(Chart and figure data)
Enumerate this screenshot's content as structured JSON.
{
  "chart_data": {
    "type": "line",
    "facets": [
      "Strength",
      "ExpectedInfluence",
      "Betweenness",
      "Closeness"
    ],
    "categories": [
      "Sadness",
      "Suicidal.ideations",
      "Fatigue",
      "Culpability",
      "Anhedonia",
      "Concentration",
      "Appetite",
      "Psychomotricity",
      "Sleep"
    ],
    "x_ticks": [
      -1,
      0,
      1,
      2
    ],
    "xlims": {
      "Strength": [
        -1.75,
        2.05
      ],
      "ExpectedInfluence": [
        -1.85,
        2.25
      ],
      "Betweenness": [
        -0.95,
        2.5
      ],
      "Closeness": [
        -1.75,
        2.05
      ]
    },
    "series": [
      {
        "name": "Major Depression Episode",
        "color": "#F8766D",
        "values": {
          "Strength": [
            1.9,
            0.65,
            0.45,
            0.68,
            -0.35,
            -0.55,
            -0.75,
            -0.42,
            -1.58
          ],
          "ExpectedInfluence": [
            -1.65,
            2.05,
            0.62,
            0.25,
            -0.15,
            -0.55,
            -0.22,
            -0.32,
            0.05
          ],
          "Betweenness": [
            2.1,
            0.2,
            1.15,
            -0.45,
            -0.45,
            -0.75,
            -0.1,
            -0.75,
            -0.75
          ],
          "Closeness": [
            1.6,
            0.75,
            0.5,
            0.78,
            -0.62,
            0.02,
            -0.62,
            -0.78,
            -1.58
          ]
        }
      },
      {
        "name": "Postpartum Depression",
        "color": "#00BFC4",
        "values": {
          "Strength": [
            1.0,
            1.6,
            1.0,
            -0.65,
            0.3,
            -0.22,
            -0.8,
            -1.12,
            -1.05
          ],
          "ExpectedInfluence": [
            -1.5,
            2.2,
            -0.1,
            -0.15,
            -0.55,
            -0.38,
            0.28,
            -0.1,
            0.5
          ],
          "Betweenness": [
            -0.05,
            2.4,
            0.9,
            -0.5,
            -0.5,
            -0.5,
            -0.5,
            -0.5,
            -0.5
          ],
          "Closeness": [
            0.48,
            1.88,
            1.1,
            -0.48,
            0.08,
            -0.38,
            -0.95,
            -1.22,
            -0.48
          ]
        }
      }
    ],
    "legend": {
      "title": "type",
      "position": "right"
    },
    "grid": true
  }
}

### PROBLEM DESCRIPTION
Restate each record exactly as written.

### FINAL ANSWER
Enumerate this screenshot's content as structured JSON.
{
  "chart_data": {
    "type": "line",
    "facets": [
      "Strength",
      "ExpectedInfluence",
      "Betweenness",
      "Closeness"
    ],
    "categories": [
      "Sadness",
      "Suicidal.ideations",
      "Fatigue",
      "Culpability",
      "Anhedonia",
      "Concentration",
      "Appetite",
      "Psychomotricity",
      "Sleep"
    ],
    "x_ticks": [
      -1,
      0,
      1,
      2
    ],
    "xlims": {
      "Strength": [
        -1.75,
        2.05
      ],
      "ExpectedInfluence": [
        -1.85,
        2.25
      ],
      "Betweenness": [
        -0.95,
        2.5
      ],
      "Closeness": [
        -1.75,
        2.05
      ]
    },
    "series": [
      {
        "name": "Major Depression Episode",
        "color": "#F8766D",
        "values": {
          "Strength": [
            1.9,
            0.65,
            0.45,
            0.68,
            -0.35,
            -0.55,
            -0.75,
            -0.42,
            -1.58
          ],
          "ExpectedInfluence": [
            -1.65,
            2.05,
            0.62,
            0.25,
            -0.15,
            -0.55,
            -0.22,
            -0.32,
            0.05
          ],
          "Betweenness": [
            2.1,
            0.2,
            1.15,
            -0.45,
            -0.45,
            -0.75,
            -0.1,
            -0.75,
            -0.75
          ],
          "Closeness": [
            1.6,
            0.75,
            0.5,
            0.78,
            -0.62,
            0.02,
            -0.62,
            -0.78,
            -1.58
          ]
        }
      },
      {
        "name": "Postpartum Depression",
        "color": "#00BFC4",
        "values": {
          "Strength": [
            1.0,
            1.6,
            1.0,
            -0.65,
            0.3,
            -0.22,
            -0.8,
            -1.12,
            -1.05
          ],
          "ExpectedInfluence": [
            -1.5,
            2.2,
            -0.1,
            -0.15,
            -0.55,
            -0.38,
            0.28,
            -0.1,
            0.5
          ],
          "Betweenness": [
            -0.05,
            2.4,
            0.9,
            -0.5,
            -0.5,
            -0.5,
            -0.5,
            -0.5,
            -0.5
          ],
          "Closeness": [
            0.48,
            1.88,
            1.1,
            -0.48,
            0.08,
            -0.38,
            -0.95,
            -1.22,
            -0.48
          ]
        }
      }
    ],
    "legend": {
      "title": "type",
      "position": "right"
    },
    "grid": true
  }
}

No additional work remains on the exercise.